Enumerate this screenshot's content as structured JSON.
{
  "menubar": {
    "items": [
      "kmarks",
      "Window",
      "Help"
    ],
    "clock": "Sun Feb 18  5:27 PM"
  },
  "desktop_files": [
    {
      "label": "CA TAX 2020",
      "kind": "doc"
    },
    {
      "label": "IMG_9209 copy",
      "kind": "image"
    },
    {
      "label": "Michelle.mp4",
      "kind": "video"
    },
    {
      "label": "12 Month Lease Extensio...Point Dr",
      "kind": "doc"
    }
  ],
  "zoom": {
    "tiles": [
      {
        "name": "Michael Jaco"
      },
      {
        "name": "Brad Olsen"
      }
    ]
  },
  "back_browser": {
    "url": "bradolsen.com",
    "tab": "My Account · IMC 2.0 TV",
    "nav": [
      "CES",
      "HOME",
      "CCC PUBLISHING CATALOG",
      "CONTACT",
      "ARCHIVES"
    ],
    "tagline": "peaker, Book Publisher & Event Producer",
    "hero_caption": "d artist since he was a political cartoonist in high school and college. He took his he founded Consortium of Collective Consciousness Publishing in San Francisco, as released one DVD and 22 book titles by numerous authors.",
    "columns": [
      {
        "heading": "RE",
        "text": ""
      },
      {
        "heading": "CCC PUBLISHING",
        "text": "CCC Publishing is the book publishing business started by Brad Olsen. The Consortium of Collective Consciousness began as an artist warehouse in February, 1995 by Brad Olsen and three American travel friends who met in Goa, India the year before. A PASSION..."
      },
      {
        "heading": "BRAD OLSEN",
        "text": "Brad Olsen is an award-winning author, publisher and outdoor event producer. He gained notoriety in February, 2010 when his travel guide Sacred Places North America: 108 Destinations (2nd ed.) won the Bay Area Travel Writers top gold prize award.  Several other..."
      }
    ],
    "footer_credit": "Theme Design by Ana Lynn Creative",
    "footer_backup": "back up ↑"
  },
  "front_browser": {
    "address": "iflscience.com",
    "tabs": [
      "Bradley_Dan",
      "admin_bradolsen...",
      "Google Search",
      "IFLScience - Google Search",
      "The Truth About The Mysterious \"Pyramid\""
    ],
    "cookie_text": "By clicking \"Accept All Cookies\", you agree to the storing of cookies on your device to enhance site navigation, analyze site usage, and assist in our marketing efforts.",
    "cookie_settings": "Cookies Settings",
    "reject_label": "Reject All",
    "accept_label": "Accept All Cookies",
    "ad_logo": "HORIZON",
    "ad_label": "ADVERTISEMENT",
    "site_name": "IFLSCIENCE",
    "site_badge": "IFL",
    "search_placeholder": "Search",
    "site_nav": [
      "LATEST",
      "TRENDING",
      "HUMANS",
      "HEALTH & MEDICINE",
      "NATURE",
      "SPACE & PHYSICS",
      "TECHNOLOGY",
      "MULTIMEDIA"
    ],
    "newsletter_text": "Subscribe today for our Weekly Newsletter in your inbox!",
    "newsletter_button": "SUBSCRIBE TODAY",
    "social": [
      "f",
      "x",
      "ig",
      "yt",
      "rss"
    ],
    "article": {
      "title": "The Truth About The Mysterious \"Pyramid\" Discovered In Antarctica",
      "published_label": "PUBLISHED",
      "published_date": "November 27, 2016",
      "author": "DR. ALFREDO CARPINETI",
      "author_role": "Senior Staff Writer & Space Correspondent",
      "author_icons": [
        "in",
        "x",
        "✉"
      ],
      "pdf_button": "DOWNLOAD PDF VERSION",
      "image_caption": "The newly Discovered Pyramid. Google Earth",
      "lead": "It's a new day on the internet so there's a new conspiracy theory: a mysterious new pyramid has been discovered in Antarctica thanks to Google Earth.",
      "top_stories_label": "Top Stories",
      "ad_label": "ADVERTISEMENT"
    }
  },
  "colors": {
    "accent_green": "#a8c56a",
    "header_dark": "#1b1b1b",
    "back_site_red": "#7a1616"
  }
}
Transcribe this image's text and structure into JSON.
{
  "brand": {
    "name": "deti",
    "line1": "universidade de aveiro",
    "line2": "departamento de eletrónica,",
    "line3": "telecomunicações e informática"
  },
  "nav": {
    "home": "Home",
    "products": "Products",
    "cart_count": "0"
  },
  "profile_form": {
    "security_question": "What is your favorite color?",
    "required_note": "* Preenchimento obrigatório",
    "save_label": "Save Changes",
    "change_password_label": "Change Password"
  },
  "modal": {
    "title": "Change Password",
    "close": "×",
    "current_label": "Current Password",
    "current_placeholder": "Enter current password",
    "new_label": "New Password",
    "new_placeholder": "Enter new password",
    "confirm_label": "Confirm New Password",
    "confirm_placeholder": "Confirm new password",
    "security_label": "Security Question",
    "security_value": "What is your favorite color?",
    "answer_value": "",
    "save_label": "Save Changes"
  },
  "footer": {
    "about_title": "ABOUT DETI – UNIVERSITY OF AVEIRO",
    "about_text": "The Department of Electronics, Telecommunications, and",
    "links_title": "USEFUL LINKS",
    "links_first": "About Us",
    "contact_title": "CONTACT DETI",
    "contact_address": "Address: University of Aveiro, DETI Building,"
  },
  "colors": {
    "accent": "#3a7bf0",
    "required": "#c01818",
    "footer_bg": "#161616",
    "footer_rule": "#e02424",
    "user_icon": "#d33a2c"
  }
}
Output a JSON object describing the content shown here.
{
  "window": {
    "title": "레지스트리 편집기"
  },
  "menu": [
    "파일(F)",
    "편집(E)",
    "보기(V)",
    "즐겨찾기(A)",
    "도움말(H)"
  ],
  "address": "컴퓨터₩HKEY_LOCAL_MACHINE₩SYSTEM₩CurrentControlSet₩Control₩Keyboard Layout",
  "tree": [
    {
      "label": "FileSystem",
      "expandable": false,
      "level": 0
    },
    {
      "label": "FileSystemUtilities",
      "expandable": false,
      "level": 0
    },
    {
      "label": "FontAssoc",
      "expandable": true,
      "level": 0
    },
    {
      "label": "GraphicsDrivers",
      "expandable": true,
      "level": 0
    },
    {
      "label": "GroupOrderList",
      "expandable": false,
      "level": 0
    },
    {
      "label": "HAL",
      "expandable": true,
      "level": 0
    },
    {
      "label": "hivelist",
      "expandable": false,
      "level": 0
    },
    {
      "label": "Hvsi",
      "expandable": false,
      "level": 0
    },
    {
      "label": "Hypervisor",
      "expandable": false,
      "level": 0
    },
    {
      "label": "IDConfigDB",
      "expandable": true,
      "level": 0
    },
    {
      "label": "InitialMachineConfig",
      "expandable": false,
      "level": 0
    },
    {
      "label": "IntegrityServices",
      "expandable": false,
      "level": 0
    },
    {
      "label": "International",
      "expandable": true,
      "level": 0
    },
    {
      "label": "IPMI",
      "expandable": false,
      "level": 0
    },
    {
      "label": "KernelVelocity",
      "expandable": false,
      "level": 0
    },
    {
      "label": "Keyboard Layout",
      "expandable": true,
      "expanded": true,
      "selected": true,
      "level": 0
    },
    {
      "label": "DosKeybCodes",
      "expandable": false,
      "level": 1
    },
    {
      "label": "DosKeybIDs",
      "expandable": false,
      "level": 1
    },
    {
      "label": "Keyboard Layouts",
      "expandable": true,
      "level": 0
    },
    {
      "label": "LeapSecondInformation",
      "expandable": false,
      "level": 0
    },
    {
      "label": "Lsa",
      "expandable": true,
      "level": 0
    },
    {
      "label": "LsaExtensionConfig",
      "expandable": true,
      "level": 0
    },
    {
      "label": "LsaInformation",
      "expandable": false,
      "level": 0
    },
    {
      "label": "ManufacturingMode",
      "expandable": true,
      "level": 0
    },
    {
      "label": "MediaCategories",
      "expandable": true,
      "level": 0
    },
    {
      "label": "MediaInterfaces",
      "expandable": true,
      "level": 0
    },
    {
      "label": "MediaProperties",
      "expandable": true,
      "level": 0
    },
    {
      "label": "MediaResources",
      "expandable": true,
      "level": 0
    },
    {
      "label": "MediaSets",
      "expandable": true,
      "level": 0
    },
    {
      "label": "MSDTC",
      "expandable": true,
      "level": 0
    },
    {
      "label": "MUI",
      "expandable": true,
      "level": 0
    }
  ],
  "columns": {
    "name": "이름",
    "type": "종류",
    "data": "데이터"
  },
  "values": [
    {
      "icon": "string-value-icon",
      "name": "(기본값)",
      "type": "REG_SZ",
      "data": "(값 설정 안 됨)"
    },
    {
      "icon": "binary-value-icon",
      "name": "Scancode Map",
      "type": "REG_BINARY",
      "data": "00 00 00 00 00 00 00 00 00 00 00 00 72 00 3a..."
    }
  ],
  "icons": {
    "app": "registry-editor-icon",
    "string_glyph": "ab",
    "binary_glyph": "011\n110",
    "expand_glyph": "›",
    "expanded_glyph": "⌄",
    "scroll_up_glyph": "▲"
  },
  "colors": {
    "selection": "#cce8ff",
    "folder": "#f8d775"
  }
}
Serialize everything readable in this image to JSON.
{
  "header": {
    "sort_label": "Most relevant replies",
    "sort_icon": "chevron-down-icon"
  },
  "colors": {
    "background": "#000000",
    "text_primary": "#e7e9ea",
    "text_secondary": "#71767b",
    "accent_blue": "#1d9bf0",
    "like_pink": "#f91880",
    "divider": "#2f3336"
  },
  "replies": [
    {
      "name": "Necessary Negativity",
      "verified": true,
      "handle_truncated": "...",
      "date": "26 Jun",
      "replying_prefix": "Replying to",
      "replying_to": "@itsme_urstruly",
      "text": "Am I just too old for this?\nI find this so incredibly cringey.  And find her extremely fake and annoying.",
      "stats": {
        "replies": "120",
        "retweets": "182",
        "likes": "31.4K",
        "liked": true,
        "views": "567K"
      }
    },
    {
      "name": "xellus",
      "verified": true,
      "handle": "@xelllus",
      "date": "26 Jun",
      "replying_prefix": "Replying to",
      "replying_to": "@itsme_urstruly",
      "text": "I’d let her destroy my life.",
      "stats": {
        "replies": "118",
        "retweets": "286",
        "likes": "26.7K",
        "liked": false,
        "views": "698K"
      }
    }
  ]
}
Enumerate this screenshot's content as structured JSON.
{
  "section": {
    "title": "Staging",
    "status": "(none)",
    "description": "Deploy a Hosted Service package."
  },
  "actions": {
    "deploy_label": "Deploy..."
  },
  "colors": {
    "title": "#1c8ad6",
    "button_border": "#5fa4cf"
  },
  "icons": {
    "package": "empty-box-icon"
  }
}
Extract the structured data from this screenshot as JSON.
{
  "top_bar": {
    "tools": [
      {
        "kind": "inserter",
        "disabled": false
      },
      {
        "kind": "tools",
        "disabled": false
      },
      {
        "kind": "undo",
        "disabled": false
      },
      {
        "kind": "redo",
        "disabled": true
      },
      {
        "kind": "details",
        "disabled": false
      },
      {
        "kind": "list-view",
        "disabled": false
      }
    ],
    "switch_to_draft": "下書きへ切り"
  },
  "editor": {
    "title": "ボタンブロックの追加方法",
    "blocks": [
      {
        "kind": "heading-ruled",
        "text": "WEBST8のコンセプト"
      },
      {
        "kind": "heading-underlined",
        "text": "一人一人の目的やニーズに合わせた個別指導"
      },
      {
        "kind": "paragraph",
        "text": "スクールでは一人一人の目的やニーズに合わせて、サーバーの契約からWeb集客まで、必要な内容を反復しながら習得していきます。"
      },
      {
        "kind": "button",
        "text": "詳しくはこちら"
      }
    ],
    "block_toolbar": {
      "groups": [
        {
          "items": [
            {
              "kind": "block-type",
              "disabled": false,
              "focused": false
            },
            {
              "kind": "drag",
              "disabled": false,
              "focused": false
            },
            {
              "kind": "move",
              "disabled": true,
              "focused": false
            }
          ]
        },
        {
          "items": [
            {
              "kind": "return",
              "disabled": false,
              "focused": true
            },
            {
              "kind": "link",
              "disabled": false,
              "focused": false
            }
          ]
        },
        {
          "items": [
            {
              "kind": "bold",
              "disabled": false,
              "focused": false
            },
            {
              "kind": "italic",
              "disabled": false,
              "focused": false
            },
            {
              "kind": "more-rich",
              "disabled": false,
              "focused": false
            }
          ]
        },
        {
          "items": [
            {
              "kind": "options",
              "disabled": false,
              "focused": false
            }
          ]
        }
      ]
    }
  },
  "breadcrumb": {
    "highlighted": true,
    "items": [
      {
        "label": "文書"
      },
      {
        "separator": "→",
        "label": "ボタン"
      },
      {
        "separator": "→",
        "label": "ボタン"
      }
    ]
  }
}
++++
TASK DETAILS:
Search the records for the word "Enter", then list every line that has it.

SOLUTION TO THE EXERCISE:
    "current_placeholder": "Enter current password",
    "new_placeholder": "Enter new password",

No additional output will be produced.